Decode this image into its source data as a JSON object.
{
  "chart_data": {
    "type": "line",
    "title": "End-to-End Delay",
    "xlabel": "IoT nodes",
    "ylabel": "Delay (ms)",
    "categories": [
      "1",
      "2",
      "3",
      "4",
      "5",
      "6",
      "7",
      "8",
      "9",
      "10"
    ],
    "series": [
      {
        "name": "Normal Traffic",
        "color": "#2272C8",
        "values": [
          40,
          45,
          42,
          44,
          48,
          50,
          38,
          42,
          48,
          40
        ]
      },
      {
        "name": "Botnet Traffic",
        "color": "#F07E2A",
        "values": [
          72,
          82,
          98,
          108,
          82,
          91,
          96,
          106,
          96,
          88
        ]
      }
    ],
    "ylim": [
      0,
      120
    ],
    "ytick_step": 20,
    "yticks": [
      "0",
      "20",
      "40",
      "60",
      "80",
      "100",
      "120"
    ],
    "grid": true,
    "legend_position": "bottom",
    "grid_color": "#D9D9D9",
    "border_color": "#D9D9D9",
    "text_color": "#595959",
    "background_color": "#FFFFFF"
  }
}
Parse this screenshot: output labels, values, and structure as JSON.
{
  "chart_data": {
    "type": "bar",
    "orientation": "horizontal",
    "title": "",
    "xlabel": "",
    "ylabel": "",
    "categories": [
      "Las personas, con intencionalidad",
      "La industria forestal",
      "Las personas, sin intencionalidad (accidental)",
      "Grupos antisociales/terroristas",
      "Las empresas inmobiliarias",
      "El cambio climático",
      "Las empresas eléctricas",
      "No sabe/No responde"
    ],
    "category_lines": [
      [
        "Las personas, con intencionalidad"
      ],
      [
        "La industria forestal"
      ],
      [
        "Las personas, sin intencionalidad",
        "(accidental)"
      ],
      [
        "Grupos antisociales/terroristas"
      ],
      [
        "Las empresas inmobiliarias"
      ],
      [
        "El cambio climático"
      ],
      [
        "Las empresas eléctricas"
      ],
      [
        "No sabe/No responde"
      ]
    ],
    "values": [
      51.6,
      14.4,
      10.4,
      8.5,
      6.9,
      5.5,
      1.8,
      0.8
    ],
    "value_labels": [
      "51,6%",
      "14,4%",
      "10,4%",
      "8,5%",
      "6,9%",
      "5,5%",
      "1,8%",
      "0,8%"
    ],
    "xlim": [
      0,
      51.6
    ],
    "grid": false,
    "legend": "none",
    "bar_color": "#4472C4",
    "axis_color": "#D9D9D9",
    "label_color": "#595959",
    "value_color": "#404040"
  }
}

-- Goal --
In the entries above, count each line holding "Grupos" and report the total and nothing more.

-- Output of the exercise --
2